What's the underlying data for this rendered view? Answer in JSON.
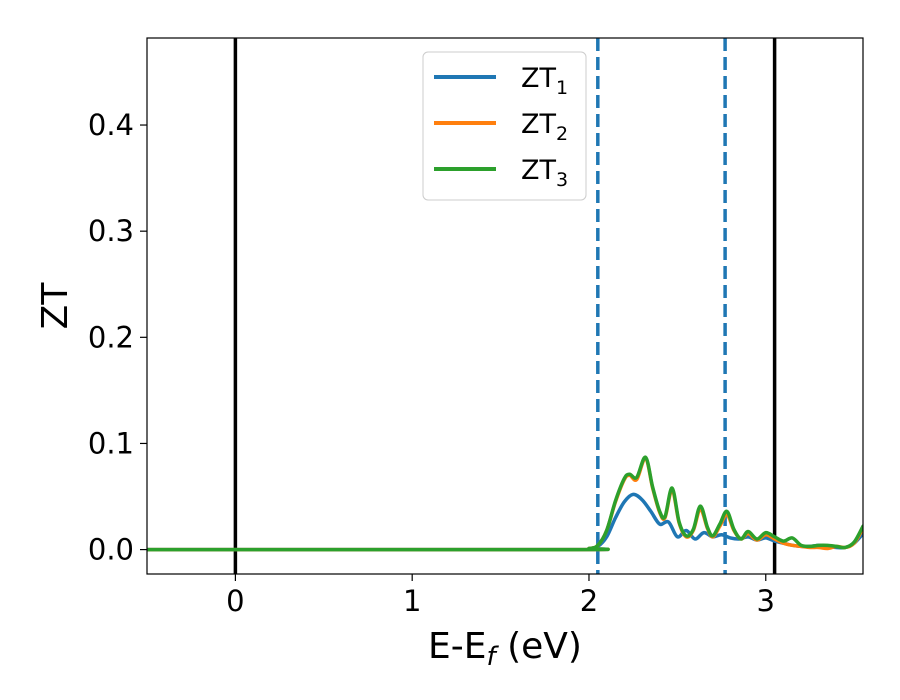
{
  "chart_data": {
    "type": "line",
    "xlabel": "E-E",
    "xlabel_sub": "f",
    "xlabel_unit": " (eV)",
    "ylabel": "ZT",
    "xlim": [
      -0.5,
      3.55
    ],
    "ylim": [
      -0.023,
      0.482
    ],
    "xticks": [
      0,
      1,
      2,
      3
    ],
    "xtick_labels": [
      "0",
      "1",
      "2",
      "3"
    ],
    "yticks": [
      0.0,
      0.1,
      0.2,
      0.3,
      0.4
    ],
    "ytick_labels": [
      "0.0",
      "0.1",
      "0.2",
      "0.3",
      "0.4"
    ],
    "grid": false,
    "legend_position": "top-center",
    "vlines_solid": [
      0.0,
      3.05
    ],
    "vlines_dashed": [
      2.05,
      2.77
    ],
    "solid_line_color": "#000000",
    "dashed_line_color": "#1f77b4",
    "series": [
      {
        "name": "ZT",
        "sub": "1",
        "color": "#1f77b4",
        "x": [
          -0.5,
          1.9,
          2.0,
          2.05,
          2.1,
          2.15,
          2.2,
          2.25,
          2.3,
          2.35,
          2.4,
          2.45,
          2.5,
          2.55,
          2.6,
          2.65,
          2.7,
          2.75,
          2.8,
          2.85,
          2.9,
          2.95,
          3.0,
          3.05,
          3.1,
          3.15,
          3.2,
          3.25,
          3.3,
          3.35,
          3.4,
          3.45,
          3.5,
          3.55
        ],
        "y": [
          0,
          0,
          0.001,
          0.003,
          0.012,
          0.03,
          0.045,
          0.052,
          0.047,
          0.036,
          0.024,
          0.026,
          0.012,
          0.018,
          0.01,
          0.016,
          0.012,
          0.014,
          0.011,
          0.01,
          0.012,
          0.009,
          0.011,
          0.008,
          0.006,
          0.004,
          0.003,
          0.003,
          0.004,
          0.003,
          0.002,
          0.002,
          0.006,
          0.015
        ]
      },
      {
        "name": "ZT",
        "sub": "2",
        "color": "#ff7f0e",
        "x": [
          -0.5,
          1.9,
          2.0,
          2.05,
          2.1,
          2.15,
          2.2,
          2.23,
          2.27,
          2.32,
          2.36,
          2.4,
          2.43,
          2.47,
          2.51,
          2.55,
          2.59,
          2.63,
          2.67,
          2.7,
          2.74,
          2.78,
          2.82,
          2.86,
          2.9,
          2.95,
          3.0,
          3.05,
          3.1,
          3.15,
          3.2,
          3.25,
          3.3,
          3.35,
          3.4,
          3.45,
          3.5,
          3.55
        ],
        "y": [
          0,
          0,
          0.001,
          0.004,
          0.018,
          0.045,
          0.066,
          0.07,
          0.066,
          0.086,
          0.058,
          0.035,
          0.03,
          0.056,
          0.025,
          0.012,
          0.018,
          0.038,
          0.02,
          0.012,
          0.022,
          0.033,
          0.018,
          0.01,
          0.015,
          0.009,
          0.014,
          0.01,
          0.006,
          0.004,
          0.003,
          0.002,
          0.002,
          0.001,
          0.003,
          0.002,
          0.006,
          0.02
        ]
      },
      {
        "name": "ZT",
        "sub": "3",
        "color": "#2ca02c",
        "x": [
          -0.5,
          1.9,
          2.0,
          2.05,
          2.1,
          2.15,
          2.2,
          2.23,
          2.27,
          2.32,
          2.36,
          2.4,
          2.43,
          2.47,
          2.51,
          2.55,
          2.59,
          2.63,
          2.67,
          2.7,
          2.74,
          2.78,
          2.82,
          2.86,
          2.9,
          2.95,
          3.0,
          3.05,
          3.1,
          3.15,
          3.2,
          3.25,
          3.3,
          3.35,
          3.4,
          3.45,
          3.5,
          3.55
        ],
        "y": [
          0,
          0,
          0.001,
          0.004,
          0.018,
          0.046,
          0.067,
          0.071,
          0.068,
          0.087,
          0.059,
          0.036,
          0.031,
          0.058,
          0.026,
          0.013,
          0.019,
          0.041,
          0.021,
          0.013,
          0.024,
          0.036,
          0.019,
          0.01,
          0.017,
          0.01,
          0.016,
          0.012,
          0.008,
          0.011,
          0.004,
          0.003,
          0.004,
          0.004,
          0.003,
          0.002,
          0.007,
          0.022
        ]
      }
    ]
  }
}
----------------------------------------
OBJECTIVE: Repeat the records above exactly, omitting every picture.

RIGHT ANSWER:
What's the underlying data for this rendered view? Answer in JSON.
{
  "chart_data": {
    "type": "line",
    "xlabel": "E-E",
    "xlabel_sub": "f",
    "xlabel_unit": " (eV)",
    "ylabel": "ZT",
    "xlim": [
      -0.5,
      3.55
    ],
    "ylim": [
      -0.023,
      0.482
    ],
    "xticks": [
      0,
      1,
      2,
      3
    ],
    "xtick_labels": [
      "0",
      "1",
      "2",
      "3"
    ],
    "yticks": [
      0.0,
      0.1,
      0.2,
      0.3,
      0.4
    ],
    "ytick_labels": [
      "0.0",
      "0.1",
      "0.2",
      "0.3",
      "0.4"
    ],
    "grid": false,
    "legend_position": "top-center",
    "vlines_solid": [
      0.0,
      3.05
    ],
    "vlines_dashed": [
      2.05,
      2.77
    ],
    "solid_line_color": "#000000",
    "dashed_line_color": "#1f77b4",
    "series": [
      {
        "name": "ZT",
        "sub": "1",
        "color": "#1f77b4",
        "x": [
          -0.5,
          1.9,
          2.0,
          2.05,
          2.1,
          2.15,
          2.2,
          2.25,
          2.3,
          2.35,
          2.4,
          2.45,
          2.5,
          2.55,
          2.6,
          2.65,
          2.7,
          2.75,
          2.8,
          2.85,
          2.9,
          2.95,
          3.0,
          3.05,
          3.1,
          3.15,
          3.2,
          3.25,
          3.3,
          3.35,
          3.4,
          3.45,
          3.5,
          3.55
        ],
        "y": [
          0,
          0,
          0.001,
          0.003,
          0.012,
          0.03,
          0.045,
          0.052,
          0.047,
          0.036,
          0.024,
          0.026,
          0.012,
          0.018,
          0.01,
          0.016,
          0.012,
          0.014,
          0.011,
          0.01,
          0.012,
          0.009,
          0.011,
          0.008,
          0.006,
          0.004,
          0.003,
          0.003,
          0.004,
          0.003,
          0.002,
          0.002,
          0.006,
          0.015
        ]
      },
      {
        "name": "ZT",
        "sub": "2",
        "color": "#ff7f0e",
        "x": [
          -0.5,
          1.9,
          2.0,
          2.05,
          2.1,
          2.15,
          2.2,
          2.23,
          2.27,
          2.32,
          2.36,
          2.4,
          2.43,
          2.47,
          2.51,
          2.55,
          2.59,
          2.63,
          2.67,
          2.7,
          2.74,
          2.78,
          2.82,
          2.86,
          2.9,
          2.95,
          3.0,
          3.05,
          3.1,
          3.15,
          3.2,
          3.25,
          3.3,
          3.35,
          3.4,
          3.45,
          3.5,
          3.55
        ],
        "y": [
          0,
          0,
          0.001,
          0.004,
          0.018,
          0.045,
          0.066,
          0.07,
          0.066,
          0.086,
          0.058,
          0.035,
          0.03,
          0.056,
          0.025,
          0.012,
          0.018,
          0.038,
          0.02,
          0.012,
          0.022,
          0.033,
          0.018,
          0.01,
          0.015,
          0.009,
          0.014,
          0.01,
          0.006,
          0.004,
          0.003,
          0.002,
          0.002,
          0.001,
          0.003,
          0.002,
          0.006,
          0.02
        ]
      },
      {
        "name": "ZT",
        "sub": "3",
        "color": "#2ca02c",
        "x": [
          -0.5,
          1.9,
          2.0,
          2.05,
          2.1,
          2.15,
          2.2,
          2.23,
          2.27,
          2.32,
          2.36,
          2.4,
          2.43,
          2.47,
          2.51,
          2.55,
          2.59,
          2.63,
          2.67,
          2.7,
          2.74,
          2.78,
          2.82,
          2.86,
          2.9,
          2.95,
          3.0,
          3.05,
          3.1,
          3.15,
          3.2,
          3.25,
          3.3,
          3.35,
          3.4,
          3.45,
          3.5,
          3.55
        ],
        "y": [
          0,
          0,
          0.001,
          0.004,
          0.018,
          0.046,
          0.067,
          0.071,
          0.068,
          0.087,
          0.059,
          0.036,
          0.031,
          0.058,
          0.026,
          0.013,
          0.019,
          0.041,
          0.021,
          0.013,
          0.024,
          0.036,
          0.019,
          0.01,
          0.017,
          0.01,
          0.016,
          0.012,
          0.008,
          0.011,
          0.004,
          0.003,
          0.004,
          0.004,
          0.003,
          0.002,
          0.007,
          0.022
        ]
      }
    ]
  }
}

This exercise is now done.